(Entries with figure data)
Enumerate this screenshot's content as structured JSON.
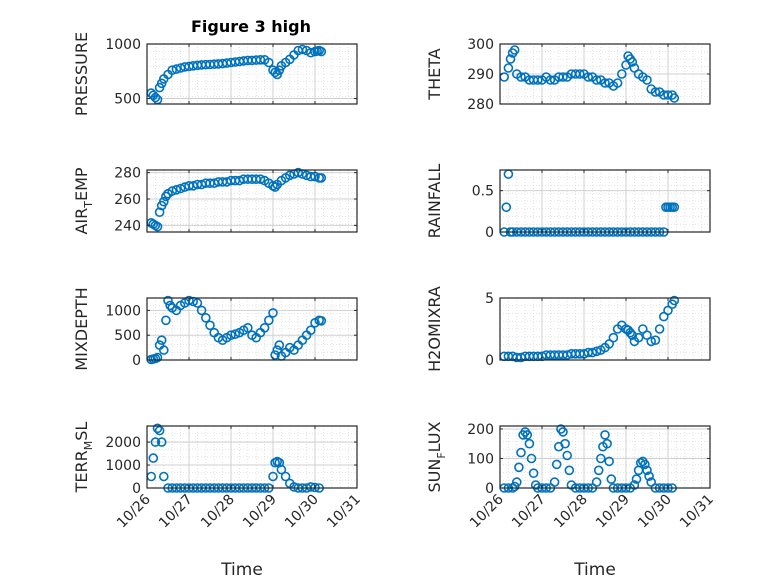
{
  "figure": {
    "title": "Figure 3 high",
    "marker_color": "#0072bd"
  },
  "chart_data": [
    {
      "type": "scatter",
      "ylabel": "PRESSURE",
      "xlabel": "",
      "xlim": [
        0,
        5
      ],
      "ylim": [
        450,
        1000
      ],
      "yticks": [
        500,
        1000
      ],
      "ytick_labels": [
        "500",
        "1000"
      ],
      "grid": true,
      "minor_grid": true,
      "x": [
        0.1,
        0.15,
        0.2,
        0.25,
        0.3,
        0.35,
        0.4,
        0.5,
        0.6,
        0.7,
        0.8,
        0.9,
        1.0,
        1.1,
        1.2,
        1.3,
        1.4,
        1.5,
        1.6,
        1.7,
        1.8,
        1.9,
        2.0,
        2.1,
        2.2,
        2.3,
        2.4,
        2.5,
        2.6,
        2.7,
        2.8,
        2.9,
        3.0,
        3.05,
        3.1,
        3.15,
        3.2,
        3.3,
        3.4,
        3.5,
        3.6,
        3.7,
        3.8,
        3.9,
        4.0,
        4.05,
        4.1,
        4.15
      ],
      "y": [
        550,
        530,
        510,
        490,
        600,
        640,
        680,
        720,
        760,
        770,
        780,
        790,
        795,
        800,
        805,
        808,
        810,
        812,
        815,
        818,
        820,
        825,
        830,
        835,
        840,
        845,
        850,
        850,
        852,
        855,
        855,
        830,
        760,
        740,
        720,
        760,
        800,
        830,
        860,
        900,
        940,
        950,
        940,
        920,
        930,
        935,
        940,
        930
      ]
    },
    {
      "type": "scatter",
      "ylabel": "THETA",
      "xlabel": "",
      "xlim": [
        0,
        5
      ],
      "ylim": [
        280,
        300
      ],
      "yticks": [
        280,
        290,
        300
      ],
      "ytick_labels": [
        "280",
        "290",
        "300"
      ],
      "grid": true,
      "minor_grid": true,
      "x": [
        0.1,
        0.2,
        0.25,
        0.3,
        0.35,
        0.4,
        0.5,
        0.6,
        0.7,
        0.8,
        0.9,
        1.0,
        1.1,
        1.2,
        1.3,
        1.4,
        1.5,
        1.6,
        1.7,
        1.8,
        1.9,
        2.0,
        2.1,
        2.2,
        2.3,
        2.4,
        2.5,
        2.6,
        2.7,
        2.8,
        2.9,
        3.0,
        3.05,
        3.1,
        3.15,
        3.2,
        3.3,
        3.4,
        3.5,
        3.6,
        3.7,
        3.8,
        3.9,
        4.0,
        4.1,
        4.15
      ],
      "y": [
        289,
        292,
        295,
        297,
        298,
        290,
        289,
        289,
        288,
        288,
        288,
        288,
        289,
        288,
        288,
        289,
        289,
        289,
        290,
        290,
        290,
        290,
        289,
        289,
        288,
        288,
        287,
        287,
        286,
        287,
        290,
        293,
        296,
        295,
        294,
        292,
        290,
        289,
        288,
        285,
        284,
        284,
        283,
        283,
        283,
        282
      ]
    },
    {
      "type": "scatter",
      "ylabel": "AIR_TEMP",
      "xlabel": "",
      "xlim": [
        0,
        5
      ],
      "ylim": [
        235,
        282
      ],
      "yticks": [
        240,
        260,
        280
      ],
      "ytick_labels": [
        "240",
        "260",
        "280"
      ],
      "grid": true,
      "minor_grid": true,
      "x": [
        0.1,
        0.15,
        0.2,
        0.25,
        0.3,
        0.35,
        0.4,
        0.45,
        0.5,
        0.6,
        0.7,
        0.8,
        0.9,
        1.0,
        1.1,
        1.2,
        1.3,
        1.4,
        1.5,
        1.6,
        1.7,
        1.8,
        1.9,
        2.0,
        2.1,
        2.2,
        2.3,
        2.4,
        2.5,
        2.6,
        2.7,
        2.8,
        2.9,
        3.0,
        3.05,
        3.1,
        3.2,
        3.3,
        3.4,
        3.5,
        3.6,
        3.7,
        3.8,
        3.9,
        4.0,
        4.1,
        4.15
      ],
      "y": [
        242,
        241,
        240,
        239,
        250,
        255,
        258,
        262,
        264,
        266,
        267,
        268,
        269,
        270,
        270,
        271,
        271,
        272,
        272,
        272,
        273,
        273,
        273,
        274,
        274,
        274,
        275,
        275,
        275,
        275,
        275,
        274,
        272,
        270,
        269,
        271,
        274,
        276,
        278,
        279,
        280,
        279,
        278,
        277,
        277,
        276,
        276
      ]
    },
    {
      "type": "scatter",
      "ylabel": "RAINFALL",
      "xlabel": "",
      "xlim": [
        0,
        5
      ],
      "ylim": [
        0,
        0.75
      ],
      "yticks": [
        0,
        0.5
      ],
      "ytick_labels": [
        "0",
        "0.5"
      ],
      "grid": true,
      "minor_grid": true,
      "x": [
        0.1,
        0.15,
        0.2,
        0.25,
        0.3,
        0.4,
        0.5,
        0.6,
        0.7,
        0.8,
        0.9,
        1.0,
        1.1,
        1.2,
        1.3,
        1.4,
        1.5,
        1.6,
        1.7,
        1.8,
        1.9,
        2.0,
        2.1,
        2.2,
        2.3,
        2.4,
        2.5,
        2.6,
        2.7,
        2.8,
        2.9,
        3.0,
        3.1,
        3.2,
        3.3,
        3.4,
        3.5,
        3.6,
        3.7,
        3.8,
        3.9,
        3.95,
        4.0,
        4.05,
        4.1,
        4.15
      ],
      "y": [
        0,
        0.3,
        0.7,
        0,
        0,
        0,
        0,
        0,
        0,
        0,
        0,
        0,
        0,
        0,
        0,
        0,
        0,
        0,
        0,
        0,
        0,
        0,
        0,
        0,
        0,
        0,
        0,
        0,
        0,
        0,
        0,
        0,
        0,
        0,
        0,
        0,
        0,
        0,
        0,
        0,
        0,
        0.3,
        0.3,
        0.3,
        0.3,
        0.3
      ]
    },
    {
      "type": "scatter",
      "ylabel": "MIXDEPTH",
      "xlabel": "",
      "xlim": [
        0,
        5
      ],
      "ylim": [
        0,
        1250
      ],
      "yticks": [
        0,
        500,
        1000
      ],
      "ytick_labels": [
        "0",
        "500",
        "1000"
      ],
      "grid": true,
      "minor_grid": true,
      "x": [
        0.1,
        0.15,
        0.2,
        0.25,
        0.3,
        0.35,
        0.4,
        0.45,
        0.5,
        0.55,
        0.6,
        0.7,
        0.8,
        0.9,
        1.0,
        1.1,
        1.2,
        1.3,
        1.4,
        1.5,
        1.6,
        1.7,
        1.8,
        1.9,
        2.0,
        2.1,
        2.2,
        2.3,
        2.4,
        2.5,
        2.6,
        2.7,
        2.8,
        2.9,
        3.0,
        3.05,
        3.1,
        3.15,
        3.2,
        3.3,
        3.4,
        3.5,
        3.6,
        3.7,
        3.8,
        3.9,
        4.0,
        4.1,
        4.15
      ],
      "y": [
        10,
        20,
        30,
        50,
        300,
        400,
        200,
        800,
        1200,
        1100,
        1050,
        1000,
        1100,
        1150,
        1200,
        1180,
        1150,
        1000,
        850,
        700,
        550,
        450,
        400,
        450,
        500,
        520,
        550,
        600,
        650,
        500,
        450,
        550,
        650,
        800,
        950,
        100,
        200,
        300,
        80,
        150,
        250,
        200,
        300,
        400,
        500,
        600,
        750,
        800,
        790
      ]
    },
    {
      "type": "scatter",
      "ylabel": "H2OMIXRA",
      "xlabel": "",
      "xlim": [
        0,
        5
      ],
      "ylim": [
        0,
        5
      ],
      "yticks": [
        0,
        5
      ],
      "ytick_labels": [
        "0",
        "5"
      ],
      "grid": true,
      "minor_grid": true,
      "x": [
        0.1,
        0.2,
        0.3,
        0.4,
        0.5,
        0.6,
        0.7,
        0.8,
        0.9,
        1.0,
        1.1,
        1.2,
        1.3,
        1.4,
        1.5,
        1.6,
        1.7,
        1.8,
        1.9,
        2.0,
        2.1,
        2.2,
        2.3,
        2.4,
        2.5,
        2.6,
        2.7,
        2.8,
        2.9,
        3.0,
        3.05,
        3.1,
        3.15,
        3.2,
        3.3,
        3.4,
        3.5,
        3.6,
        3.7,
        3.8,
        3.9,
        4.0,
        4.1,
        4.15
      ],
      "y": [
        0.3,
        0.3,
        0.3,
        0.2,
        0.2,
        0.3,
        0.3,
        0.3,
        0.3,
        0.3,
        0.4,
        0.4,
        0.4,
        0.4,
        0.4,
        0.4,
        0.5,
        0.5,
        0.5,
        0.5,
        0.6,
        0.6,
        0.7,
        0.8,
        1.0,
        1.3,
        1.8,
        2.5,
        2.8,
        2.5,
        2.4,
        2.2,
        2.0,
        1.5,
        1.8,
        2.5,
        2.0,
        1.5,
        1.6,
        2.5,
        3.5,
        4.0,
        4.5,
        4.8
      ]
    },
    {
      "type": "scatter",
      "ylabel": "TERR_MSL",
      "xlabel": "Time",
      "xlim": [
        0,
        5
      ],
      "ylim": [
        0,
        2700
      ],
      "yticks": [
        0,
        1000,
        2000
      ],
      "ytick_labels": [
        "0",
        "1000",
        "2000"
      ],
      "xticks": [
        0,
        1,
        2,
        3,
        4,
        5
      ],
      "xtick_labels": [
        "10/26",
        "10/27",
        "10/28",
        "10/29",
        "10/30",
        "10/31"
      ],
      "grid": true,
      "minor_grid": true,
      "x": [
        0.1,
        0.15,
        0.2,
        0.25,
        0.3,
        0.35,
        0.4,
        0.5,
        0.6,
        0.7,
        0.8,
        0.9,
        1.0,
        1.1,
        1.2,
        1.3,
        1.4,
        1.5,
        1.6,
        1.7,
        1.8,
        1.9,
        2.0,
        2.1,
        2.2,
        2.3,
        2.4,
        2.5,
        2.6,
        2.7,
        2.8,
        2.9,
        3.0,
        3.05,
        3.1,
        3.15,
        3.2,
        3.3,
        3.4,
        3.5,
        3.6,
        3.7,
        3.8,
        3.9,
        4.0,
        4.1
      ],
      "y": [
        500,
        1300,
        2000,
        2600,
        2500,
        2000,
        500,
        0,
        0,
        0,
        0,
        0,
        0,
        0,
        0,
        0,
        0,
        0,
        0,
        0,
        0,
        0,
        0,
        0,
        0,
        0,
        0,
        0,
        0,
        0,
        0,
        0,
        500,
        1100,
        1150,
        1100,
        800,
        500,
        200,
        50,
        0,
        0,
        0,
        50,
        20,
        0
      ]
    },
    {
      "type": "scatter",
      "ylabel": "SUN_FLUX",
      "xlabel": "Time",
      "xlim": [
        0,
        5
      ],
      "ylim": [
        0,
        210
      ],
      "yticks": [
        0,
        100,
        200
      ],
      "ytick_labels": [
        "0",
        "100",
        "200"
      ],
      "xticks": [
        0,
        1,
        2,
        3,
        4,
        5
      ],
      "xtick_labels": [
        "10/26",
        "10/27",
        "10/28",
        "10/29",
        "10/30",
        "10/31"
      ],
      "grid": true,
      "minor_grid": true,
      "x": [
        0.1,
        0.2,
        0.3,
        0.35,
        0.4,
        0.45,
        0.5,
        0.55,
        0.6,
        0.65,
        0.7,
        0.75,
        0.8,
        0.85,
        0.9,
        1.0,
        1.1,
        1.2,
        1.3,
        1.35,
        1.4,
        1.45,
        1.5,
        1.55,
        1.6,
        1.65,
        1.7,
        1.8,
        1.9,
        2.0,
        2.1,
        2.2,
        2.3,
        2.35,
        2.4,
        2.45,
        2.5,
        2.55,
        2.6,
        2.65,
        2.7,
        2.8,
        2.9,
        3.0,
        3.1,
        3.2,
        3.25,
        3.3,
        3.35,
        3.4,
        3.45,
        3.5,
        3.55,
        3.6,
        3.7,
        3.8,
        3.9,
        4.0,
        4.1
      ],
      "y": [
        0,
        0,
        0,
        5,
        20,
        70,
        120,
        180,
        190,
        180,
        150,
        100,
        50,
        10,
        0,
        0,
        0,
        0,
        20,
        80,
        140,
        200,
        190,
        150,
        110,
        60,
        10,
        0,
        0,
        0,
        0,
        0,
        20,
        60,
        100,
        140,
        180,
        150,
        90,
        30,
        0,
        0,
        0,
        0,
        0,
        10,
        30,
        60,
        85,
        90,
        80,
        60,
        40,
        20,
        0,
        0,
        0,
        0,
        0
      ]
    }
  ]
}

Exercise instructions: Reproduce each line holding the word "ylabel".

Reply:
      "ylabel": "PRESSURE",
      "ylabel": "THETA",
      "ylabel": "AIR_TEMP",
      "ylabel": "RAINFALL",
      "ylabel": "MIXDEPTH",
      "ylabel": "H2OMIXRA",
      "ylabel": "TERR_MSL",
      "ylabel": "SUN_FLUX",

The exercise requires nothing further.